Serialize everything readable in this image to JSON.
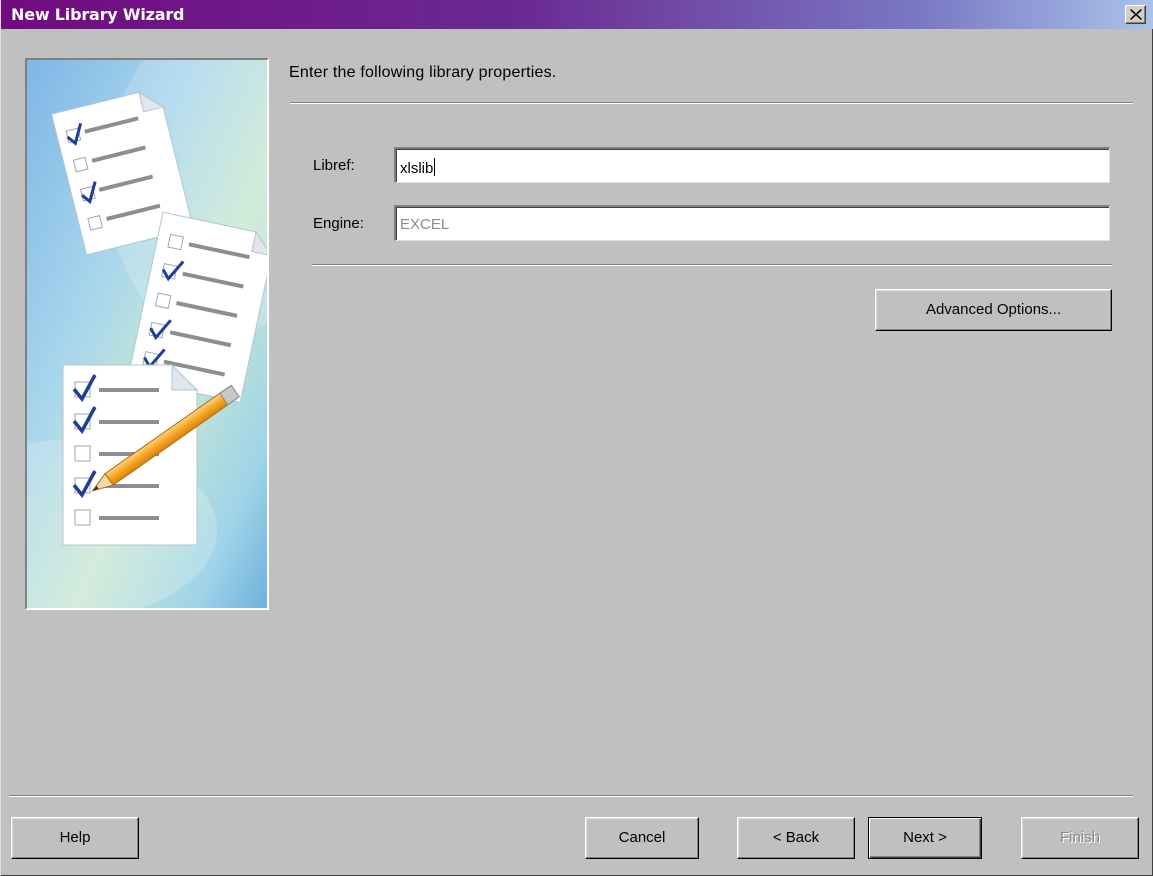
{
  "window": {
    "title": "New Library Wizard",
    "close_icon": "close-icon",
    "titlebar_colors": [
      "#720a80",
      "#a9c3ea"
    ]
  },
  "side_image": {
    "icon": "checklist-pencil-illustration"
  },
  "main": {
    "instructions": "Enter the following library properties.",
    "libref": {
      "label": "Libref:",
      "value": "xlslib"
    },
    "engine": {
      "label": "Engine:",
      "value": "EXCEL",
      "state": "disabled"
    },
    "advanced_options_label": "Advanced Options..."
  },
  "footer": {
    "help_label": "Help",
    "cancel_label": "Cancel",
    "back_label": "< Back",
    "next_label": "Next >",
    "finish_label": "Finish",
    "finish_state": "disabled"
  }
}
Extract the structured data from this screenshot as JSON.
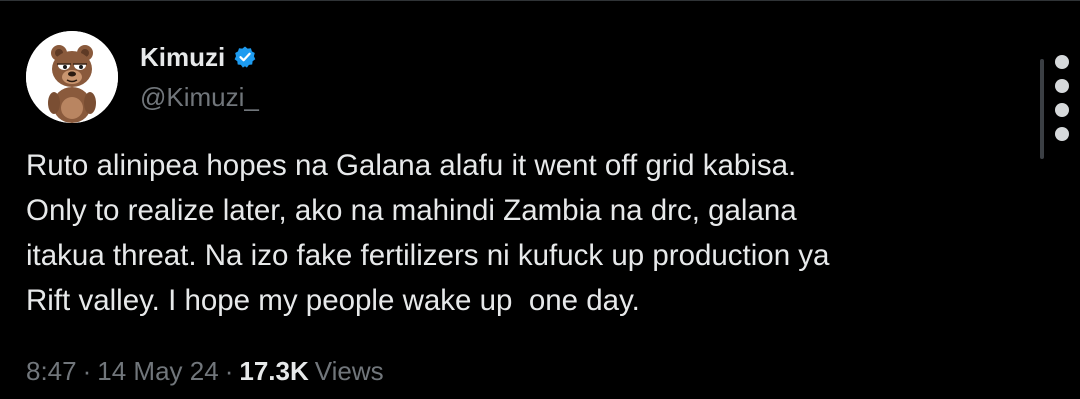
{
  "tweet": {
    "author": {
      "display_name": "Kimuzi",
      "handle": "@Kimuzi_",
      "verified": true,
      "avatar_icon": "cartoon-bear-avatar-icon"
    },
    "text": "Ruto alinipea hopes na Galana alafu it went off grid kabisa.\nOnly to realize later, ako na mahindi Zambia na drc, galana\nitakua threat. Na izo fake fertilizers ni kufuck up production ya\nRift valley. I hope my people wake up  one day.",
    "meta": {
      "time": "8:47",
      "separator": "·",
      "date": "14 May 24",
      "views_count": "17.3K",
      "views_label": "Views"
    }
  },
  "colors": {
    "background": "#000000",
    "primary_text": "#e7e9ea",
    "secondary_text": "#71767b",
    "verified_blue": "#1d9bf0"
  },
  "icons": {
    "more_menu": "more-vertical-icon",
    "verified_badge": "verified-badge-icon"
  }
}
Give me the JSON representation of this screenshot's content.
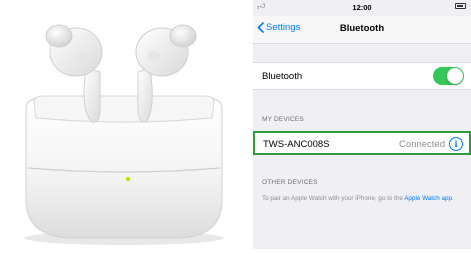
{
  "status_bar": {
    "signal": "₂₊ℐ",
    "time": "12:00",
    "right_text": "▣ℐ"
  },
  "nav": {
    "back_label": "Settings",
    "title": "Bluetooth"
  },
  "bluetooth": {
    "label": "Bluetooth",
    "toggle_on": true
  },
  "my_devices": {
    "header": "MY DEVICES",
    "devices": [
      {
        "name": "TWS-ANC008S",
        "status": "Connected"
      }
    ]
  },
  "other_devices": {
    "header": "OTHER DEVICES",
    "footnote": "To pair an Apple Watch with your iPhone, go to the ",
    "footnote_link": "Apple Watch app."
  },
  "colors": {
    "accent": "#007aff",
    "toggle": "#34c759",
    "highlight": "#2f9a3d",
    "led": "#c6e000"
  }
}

_____

Objective: Locate the string "disabled" in the listing above and copy every line where it occurs.

Solution for this task:
      "state": "disabled"
    "finish_state": "disabled"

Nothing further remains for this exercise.